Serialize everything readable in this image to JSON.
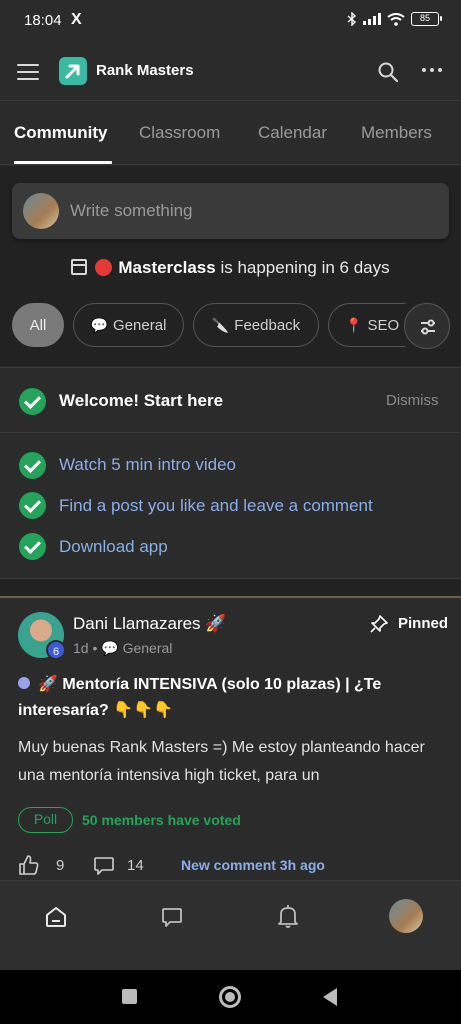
{
  "status_bar": {
    "time": "18:04",
    "x_icon": "X",
    "battery": "85"
  },
  "app_bar": {
    "title": "Rank Masters"
  },
  "tabs": [
    {
      "label": "Community",
      "active": true
    },
    {
      "label": "Classroom"
    },
    {
      "label": "Calendar"
    },
    {
      "label": "Members"
    }
  ],
  "compose": {
    "placeholder": "Write something"
  },
  "event": {
    "name": "Masterclass",
    "suffix": " is happening in 6 days"
  },
  "chips": [
    {
      "label": "All",
      "active": true
    },
    {
      "label": "General",
      "icon": "💬"
    },
    {
      "label": "Feedback",
      "icon": "🔪"
    },
    {
      "label": "SEO",
      "icon": "📍"
    }
  ],
  "welcome": {
    "title": "Welcome! Start here",
    "dismiss": "Dismiss",
    "tasks": [
      "Watch 5 min intro video",
      "Find a post you like and leave a comment",
      "Download app"
    ]
  },
  "post": {
    "author": "Dani Llamazares 🚀",
    "level": "6",
    "meta": "1d • 💬 General",
    "pinned": "Pinned",
    "title": "🚀 Mentoría INTENSIVA (solo 10 plazas) | ¿Te interesaría? 👇👇👇",
    "body": "Muy buenas Rank Masters =) Me estoy planteando hacer una mentoría intensiva high ticket, para un",
    "poll_label": "Poll",
    "voted": "50 members have voted",
    "likes": "9",
    "comments": "14",
    "new_comment": "New comment 3h ago"
  },
  "colors": {
    "accent_green": "#24a35a",
    "link_blue": "#8aaee8",
    "logo_teal": "#3ab9a3",
    "event_red": "#e53935"
  }
}
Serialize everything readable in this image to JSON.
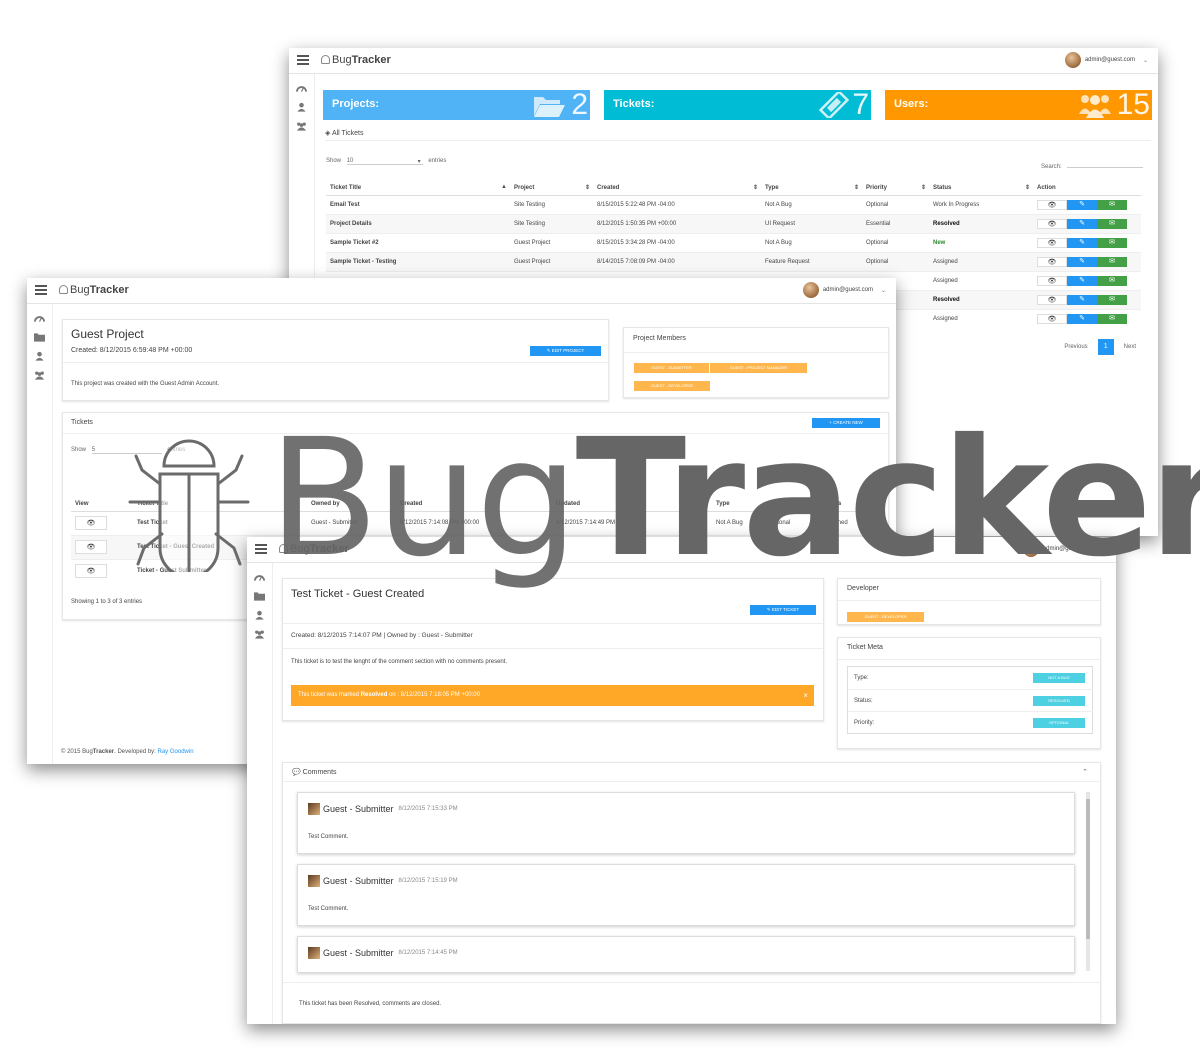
{
  "brand": {
    "prefix": "Bug",
    "suffix": "Tracker"
  },
  "user": {
    "email": "admin@guest.com"
  },
  "dashboard": {
    "stats": [
      {
        "label": "Projects:",
        "value": "2",
        "color": "#4fb3f5",
        "icon": "folder-open-icon"
      },
      {
        "label": "Tickets:",
        "value": "7",
        "color": "#00bcd4",
        "icon": "ticket-icon"
      },
      {
        "label": "Users:",
        "value": "15",
        "color": "#ff9800",
        "icon": "users-icon"
      }
    ],
    "panel_title": "All Tickets",
    "show_label": "Show",
    "entries_value": "10",
    "entries_label": "entries",
    "search_label": "Search:",
    "columns": [
      "Ticket Title",
      "Project",
      "Created",
      "Type",
      "Priority",
      "Status",
      "Action"
    ],
    "rows": [
      {
        "title": "Email Test",
        "project": "Site Testing",
        "created": "8/15/2015 5:22:48 PM -04:00",
        "type": "Not A Bug",
        "priority": "Optional",
        "status": "Work In Progress"
      },
      {
        "title": "Project Details",
        "project": "Site Testing",
        "created": "8/12/2015 1:50:35 PM +00:00",
        "type": "UI Request",
        "priority": "Essential",
        "status": "Resolved"
      },
      {
        "title": "Sample Ticket #2",
        "project": "Guest Project",
        "created": "8/15/2015 3:34:28 PM -04:00",
        "type": "Not A Bug",
        "priority": "Optional",
        "status": "New"
      },
      {
        "title": "Sample Ticket - Testing",
        "project": "Guest Project",
        "created": "8/14/2015 7:08:09 PM -04:00",
        "type": "Feature Request",
        "priority": "Optional",
        "status": "Assigned"
      }
    ],
    "hidden_statuses": [
      "Assigned",
      "Resolved",
      "Assigned"
    ],
    "pager": {
      "prev": "Previous",
      "current": "1",
      "next": "Next"
    }
  },
  "project": {
    "title": "Guest Project",
    "created": "Created: 8/12/2015 6:59:48 PM +00:00",
    "edit_label": "EDIT PROJECT",
    "description": "This project was created with the Guest Admin Account.",
    "members_title": "Project Members",
    "members": [
      "GUEST - SUBMITTER",
      "GUEST - PROJECT MANAGER",
      "GUEST - DEVELOPER"
    ],
    "tickets_title": "Tickets",
    "create_label": "CREATE NEW",
    "show_label": "Show",
    "entries_value": "5",
    "entries_label": "entries",
    "columns": [
      "View",
      "Ticket Title",
      "Owned by",
      "Created",
      "Updated",
      "Type",
      "Priority",
      "Status"
    ],
    "rows": [
      {
        "title": "Test Ticket",
        "owner": "Guest - Submitter",
        "created": "8/12/2015 7:14:08 PM +00:00",
        "updated": "8/12/2015 7:14:49 PM +00:00",
        "type": "Not A Bug",
        "priority": "Optional",
        "status": "Assigned"
      },
      {
        "title": "Test Ticket - Guest Created"
      },
      {
        "title": "Ticket - Guest Submitter"
      }
    ],
    "showing": "Showing 1 to 3 of 3 entries",
    "footer": {
      "copy": "© 2015 Bug",
      "bold": "Tracker",
      "dev": ". Developed by:",
      "author": "Ray Goodwin"
    }
  },
  "ticket": {
    "title": "Test Ticket - Guest Created",
    "edit_label": "EDIT TICKET",
    "created": "Created: 8/12/2015 7:14:07 PM | Owned by : Guest - Submitter",
    "description": "This ticket is to test the lenght of the comment section with no comments present.",
    "alert": {
      "pre": "This ticket was marked",
      "bold": "Resolved",
      "post": "on : 8/12/2015 7:18:05 PM +00:00"
    },
    "developer_title": "Developer",
    "developer": "GUEST - DEVELOPER",
    "meta_title": "Ticket Meta",
    "meta": [
      {
        "label": "Type:",
        "value": "NOT A BUG"
      },
      {
        "label": "Status:",
        "value": "RESOLVED"
      },
      {
        "label": "Priority:",
        "value": "OPTIONAL"
      }
    ],
    "comments_title": "Comments",
    "comments": [
      {
        "author": "Guest - Submitter",
        "time": "8/12/2015 7:15:33 PM",
        "body": "Test Comment."
      },
      {
        "author": "Guest - Submitter",
        "time": "8/12/2015 7:15:19 PM",
        "body": "Test Comment."
      },
      {
        "author": "Guest - Submitter",
        "time": "8/12/2015 7:14:45 PM",
        "body": ""
      }
    ],
    "closed_note": "This ticket has been Resolved, comments are closed."
  },
  "logo": {
    "thin": "Bug",
    "heavy": "Tracker"
  }
}
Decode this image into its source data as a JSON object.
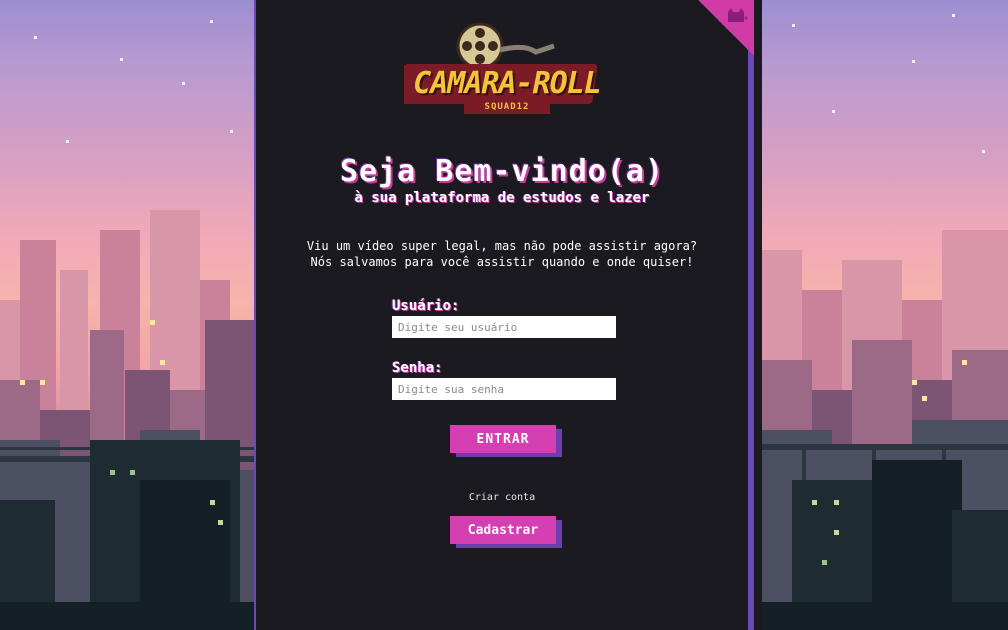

## Request
Examine the records and pull out every line where the string "Tickets" occurs.

## Output
        "label": "Tickets:",
    "panel_title": "All Tickets",
    "tickets_title": "Tickets",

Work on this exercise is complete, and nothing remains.